STATED PROBLEM: Return the records exactly as they are.
---------------
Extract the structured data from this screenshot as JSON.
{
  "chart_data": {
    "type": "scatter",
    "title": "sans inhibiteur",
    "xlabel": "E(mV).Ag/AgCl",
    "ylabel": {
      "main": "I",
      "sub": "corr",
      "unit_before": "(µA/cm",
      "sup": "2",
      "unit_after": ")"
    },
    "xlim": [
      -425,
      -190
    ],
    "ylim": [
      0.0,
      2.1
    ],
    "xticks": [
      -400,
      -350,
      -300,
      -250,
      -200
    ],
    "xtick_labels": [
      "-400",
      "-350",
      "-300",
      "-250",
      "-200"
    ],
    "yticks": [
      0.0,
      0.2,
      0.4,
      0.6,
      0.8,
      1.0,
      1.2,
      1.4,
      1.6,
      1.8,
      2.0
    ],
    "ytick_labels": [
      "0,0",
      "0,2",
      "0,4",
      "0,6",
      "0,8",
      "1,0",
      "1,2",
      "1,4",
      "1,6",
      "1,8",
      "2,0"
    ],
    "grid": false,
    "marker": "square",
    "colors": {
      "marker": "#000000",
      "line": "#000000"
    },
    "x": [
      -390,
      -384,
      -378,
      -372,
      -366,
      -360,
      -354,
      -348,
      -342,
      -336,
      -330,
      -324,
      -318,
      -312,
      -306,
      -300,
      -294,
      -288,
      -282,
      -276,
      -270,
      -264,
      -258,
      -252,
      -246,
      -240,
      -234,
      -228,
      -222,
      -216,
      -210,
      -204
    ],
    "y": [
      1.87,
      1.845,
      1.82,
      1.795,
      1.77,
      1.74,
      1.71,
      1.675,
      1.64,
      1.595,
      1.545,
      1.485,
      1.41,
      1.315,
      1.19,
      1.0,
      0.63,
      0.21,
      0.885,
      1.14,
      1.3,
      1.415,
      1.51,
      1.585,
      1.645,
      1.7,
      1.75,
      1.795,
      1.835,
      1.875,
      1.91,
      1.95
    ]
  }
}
---------------
COMPLETE OUTPUT:
Extract the structured data from this screenshot as JSON.
{
  "chart_data": {
    "type": "scatter",
    "title": "sans inhibiteur",
    "xlabel": "E(mV).Ag/AgCl",
    "ylabel": {
      "main": "I",
      "sub": "corr",
      "unit_before": "(µA/cm",
      "sup": "2",
      "unit_after": ")"
    },
    "xlim": [
      -425,
      -190
    ],
    "ylim": [
      0.0,
      2.1
    ],
    "xticks": [
      -400,
      -350,
      -300,
      -250,
      -200
    ],
    "xtick_labels": [
      "-400",
      "-350",
      "-300",
      "-250",
      "-200"
    ],
    "yticks": [
      0.0,
      0.2,
      0.4,
      0.6,
      0.8,
      1.0,
      1.2,
      1.4,
      1.6,
      1.8,
      2.0
    ],
    "ytick_labels": [
      "0,0",
      "0,2",
      "0,4",
      "0,6",
      "0,8",
      "1,0",
      "1,2",
      "1,4",
      "1,6",
      "1,8",
      "2,0"
    ],
    "grid": false,
    "marker": "square",
    "colors": {
      "marker": "#000000",
      "line": "#000000"
    },
    "x": [
      -390,
      -384,
      -378,
      -372,
      -366,
      -360,
      -354,
      -348,
      -342,
      -336,
      -330,
      -324,
      -318,
      -312,
      -306,
      -300,
      -294,
      -288,
      -282,
      -276,
      -270,
      -264,
      -258,
      -252,
      -246,
      -240,
      -234,
      -228,
      -222,
      -216,
      -210,
      -204
    ],
    "y": [
      1.87,
      1.845,
      1.82,
      1.795,
      1.77,
      1.74,
      1.71,
      1.675,
      1.64,
      1.595,
      1.545,
      1.485,
      1.41,
      1.315,
      1.19,
      1.0,
      0.63,
      0.21,
      0.885,
      1.14,
      1.3,
      1.415,
      1.51,
      1.585,
      1.645,
      1.7,
      1.75,
      1.795,
      1.835,
      1.875,
      1.91,
      1.95
    ]
  }
}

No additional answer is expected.